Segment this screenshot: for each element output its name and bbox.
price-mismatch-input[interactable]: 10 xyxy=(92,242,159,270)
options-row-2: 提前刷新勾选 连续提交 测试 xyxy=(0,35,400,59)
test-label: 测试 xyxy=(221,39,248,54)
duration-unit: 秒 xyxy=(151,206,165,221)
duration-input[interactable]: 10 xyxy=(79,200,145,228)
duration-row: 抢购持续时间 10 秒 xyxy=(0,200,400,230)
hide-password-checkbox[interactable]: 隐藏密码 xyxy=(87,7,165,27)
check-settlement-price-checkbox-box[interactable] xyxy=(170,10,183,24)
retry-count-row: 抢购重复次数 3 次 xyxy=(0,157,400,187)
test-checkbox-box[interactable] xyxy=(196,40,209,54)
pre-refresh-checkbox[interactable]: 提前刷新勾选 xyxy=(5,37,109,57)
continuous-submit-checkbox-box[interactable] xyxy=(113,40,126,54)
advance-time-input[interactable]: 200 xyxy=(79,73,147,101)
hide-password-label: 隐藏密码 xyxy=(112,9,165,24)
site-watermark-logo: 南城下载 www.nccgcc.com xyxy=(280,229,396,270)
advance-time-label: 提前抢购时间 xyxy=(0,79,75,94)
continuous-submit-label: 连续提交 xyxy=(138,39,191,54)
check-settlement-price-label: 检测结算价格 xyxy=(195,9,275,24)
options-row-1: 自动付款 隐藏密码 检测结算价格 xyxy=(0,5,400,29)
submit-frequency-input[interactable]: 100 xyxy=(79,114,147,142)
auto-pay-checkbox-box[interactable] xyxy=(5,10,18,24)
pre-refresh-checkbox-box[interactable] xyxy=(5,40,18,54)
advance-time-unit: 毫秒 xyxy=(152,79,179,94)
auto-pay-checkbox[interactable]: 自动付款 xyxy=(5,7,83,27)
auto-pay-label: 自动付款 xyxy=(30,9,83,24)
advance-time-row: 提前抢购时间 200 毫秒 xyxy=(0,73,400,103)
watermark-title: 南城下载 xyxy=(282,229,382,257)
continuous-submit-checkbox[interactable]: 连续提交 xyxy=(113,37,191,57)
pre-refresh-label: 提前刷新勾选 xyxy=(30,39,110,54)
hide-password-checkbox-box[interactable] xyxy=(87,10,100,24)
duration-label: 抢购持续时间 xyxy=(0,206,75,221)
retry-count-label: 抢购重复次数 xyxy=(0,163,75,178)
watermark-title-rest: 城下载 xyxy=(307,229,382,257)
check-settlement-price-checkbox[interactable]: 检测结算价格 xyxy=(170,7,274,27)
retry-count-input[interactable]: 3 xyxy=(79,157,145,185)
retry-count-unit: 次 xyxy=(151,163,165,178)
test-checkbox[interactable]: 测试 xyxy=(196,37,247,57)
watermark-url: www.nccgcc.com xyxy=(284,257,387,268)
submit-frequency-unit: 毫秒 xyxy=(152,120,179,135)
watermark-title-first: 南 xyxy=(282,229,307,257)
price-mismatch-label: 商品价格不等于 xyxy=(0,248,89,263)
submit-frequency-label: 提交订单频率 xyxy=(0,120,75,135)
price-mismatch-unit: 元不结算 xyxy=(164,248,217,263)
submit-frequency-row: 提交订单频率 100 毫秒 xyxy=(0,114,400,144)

TASK TO COMPLETE> Reproduce the records above verbatim, starting from their first line and continuing up to and including the line containing "auto-pay-label: 自动付款 xyxy=(30,9,83,24)".

FINISHED TASK>
Segment this screenshot: for each element output its name and bbox.
price-mismatch-input[interactable]: 10 xyxy=(92,242,159,270)
options-row-2: 提前刷新勾选 连续提交 测试 xyxy=(0,35,400,59)
test-label: 测试 xyxy=(221,39,248,54)
duration-unit: 秒 xyxy=(151,206,165,221)
duration-input[interactable]: 10 xyxy=(79,200,145,228)
duration-row: 抢购持续时间 10 秒 xyxy=(0,200,400,230)
hide-password-checkbox[interactable]: 隐藏密码 xyxy=(87,7,165,27)
check-settlement-price-checkbox-box[interactable] xyxy=(170,10,183,24)
retry-count-row: 抢购重复次数 3 次 xyxy=(0,157,400,187)
test-checkbox-box[interactable] xyxy=(196,40,209,54)
pre-refresh-checkbox[interactable]: 提前刷新勾选 xyxy=(5,37,109,57)
continuous-submit-checkbox-box[interactable] xyxy=(113,40,126,54)
advance-time-input[interactable]: 200 xyxy=(79,73,147,101)
hide-password-label: 隐藏密码 xyxy=(112,9,165,24)
site-watermark-logo: 南城下载 www.nccgcc.com xyxy=(280,229,396,270)
advance-time-label: 提前抢购时间 xyxy=(0,79,75,94)
continuous-submit-label: 连续提交 xyxy=(138,39,191,54)
check-settlement-price-label: 检测结算价格 xyxy=(195,9,275,24)
options-row-1: 自动付款 隐藏密码 检测结算价格 xyxy=(0,5,400,29)
submit-frequency-input[interactable]: 100 xyxy=(79,114,147,142)
auto-pay-checkbox-box[interactable] xyxy=(5,10,18,24)
pre-refresh-checkbox-box[interactable] xyxy=(5,40,18,54)
advance-time-unit: 毫秒 xyxy=(152,79,179,94)
auto-pay-checkbox[interactable]: 自动付款 xyxy=(5,7,83,27)
auto-pay-label: 自动付款 xyxy=(30,9,83,24)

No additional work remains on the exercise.